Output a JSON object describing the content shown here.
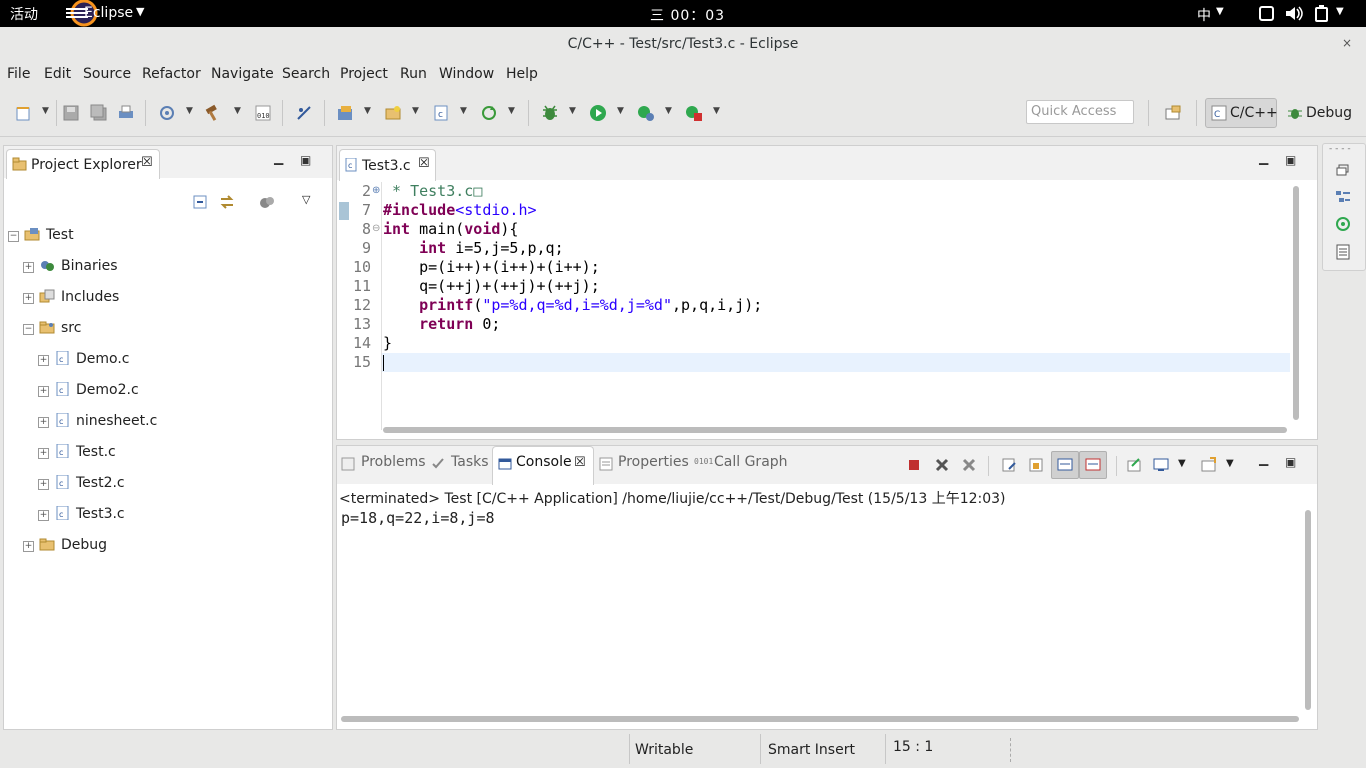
{
  "topbar": {
    "activities": "活动",
    "app_name": "Eclipse",
    "clock": "三 00：03",
    "ime": "中"
  },
  "window": {
    "title": "C/C++ - Test/src/Test3.c - Eclipse",
    "close": "×"
  },
  "menu": [
    "File",
    "Edit",
    "Source",
    "Refactor",
    "Navigate",
    "Search",
    "Project",
    "Run",
    "Window",
    "Help"
  ],
  "toolbar": {
    "quick_access_placeholder": "Quick Access",
    "perspective_cpp": "C/C++",
    "perspective_debug": "Debug"
  },
  "project_explorer": {
    "tab_label": "Project Explorer",
    "tree": [
      {
        "label": "Test",
        "level": 0,
        "expanded": true,
        "icon": "project-icon"
      },
      {
        "label": "Binaries",
        "level": 1,
        "expanded": false,
        "icon": "binaries-icon"
      },
      {
        "label": "Includes",
        "level": 1,
        "expanded": false,
        "icon": "includes-icon"
      },
      {
        "label": "src",
        "level": 1,
        "expanded": true,
        "icon": "source-folder-icon"
      },
      {
        "label": "Demo.c",
        "level": 2,
        "expanded": false,
        "icon": "c-file-icon"
      },
      {
        "label": "Demo2.c",
        "level": 2,
        "expanded": false,
        "icon": "c-file-icon"
      },
      {
        "label": "ninesheet.c",
        "level": 2,
        "expanded": false,
        "icon": "c-file-icon"
      },
      {
        "label": "Test.c",
        "level": 2,
        "expanded": false,
        "icon": "c-file-icon"
      },
      {
        "label": "Test2.c",
        "level": 2,
        "expanded": false,
        "icon": "c-file-icon"
      },
      {
        "label": "Test3.c",
        "level": 2,
        "expanded": false,
        "icon": "c-file-icon"
      },
      {
        "label": "Debug",
        "level": 1,
        "expanded": false,
        "icon": "folder-icon"
      }
    ]
  },
  "editor": {
    "tab_label": "Test3.c",
    "line_numbers": [
      "2",
      "7",
      "8",
      "9",
      "10",
      "11",
      "12",
      "13",
      "14",
      "15"
    ],
    "lines": [
      {
        "parts": [
          {
            "t": " * Test3.c",
            "c": "cm"
          },
          {
            "t": "□",
            "c": "cm"
          }
        ]
      },
      {
        "parts": [
          {
            "t": "#include",
            "c": "pp"
          },
          {
            "t": "<stdio.h>",
            "c": "hdr"
          }
        ]
      },
      {
        "parts": [
          {
            "t": "int",
            "c": "kw"
          },
          {
            "t": " main(",
            "c": ""
          },
          {
            "t": "void",
            "c": "kw"
          },
          {
            "t": "){",
            "c": ""
          }
        ]
      },
      {
        "parts": [
          {
            "t": "    ",
            "c": ""
          },
          {
            "t": "int",
            "c": "kw"
          },
          {
            "t": " i=5,j=5,p,q;",
            "c": ""
          }
        ]
      },
      {
        "parts": [
          {
            "t": "    p=(i++)+(i++)+(i++);",
            "c": ""
          }
        ]
      },
      {
        "parts": [
          {
            "t": "    q=(++j)+(++j)+(++j);",
            "c": ""
          }
        ]
      },
      {
        "parts": [
          {
            "t": "    ",
            "c": ""
          },
          {
            "t": "printf",
            "c": "kw"
          },
          {
            "t": "(",
            "c": ""
          },
          {
            "t": "\"p=%d,q=%d,i=%d,j=%d\"",
            "c": "str"
          },
          {
            "t": ",p,q,i,j);",
            "c": ""
          }
        ]
      },
      {
        "parts": [
          {
            "t": "    ",
            "c": ""
          },
          {
            "t": "return",
            "c": "kw"
          },
          {
            "t": " 0;",
            "c": ""
          }
        ]
      },
      {
        "parts": [
          {
            "t": "}",
            "c": ""
          }
        ]
      },
      {
        "parts": [
          {
            "t": "",
            "c": ""
          }
        ]
      }
    ]
  },
  "console": {
    "tabs": [
      "Problems",
      "Tasks",
      "Console",
      "Properties",
      "Call Graph"
    ],
    "header": "<terminated> Test [C/C++ Application] /home/liujie/cc++/Test/Debug/Test (15/5/13 上午12:03)",
    "output": "p=18,q=22,i=8,j=8"
  },
  "status": {
    "writable": "Writable",
    "insert_mode": "Smart Insert",
    "position": "15 : 1"
  }
}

----------------

Problem requirements:
Copy out all lines above that include the string "Debug".

The completed task:
    "perspective_debug": "Debug"
        "label": "Debug",
    "header": "<terminated> Test [C/C++ Application] /home/liujie/cc++/Test/Debug/Test (15/5/13 上午12:03)",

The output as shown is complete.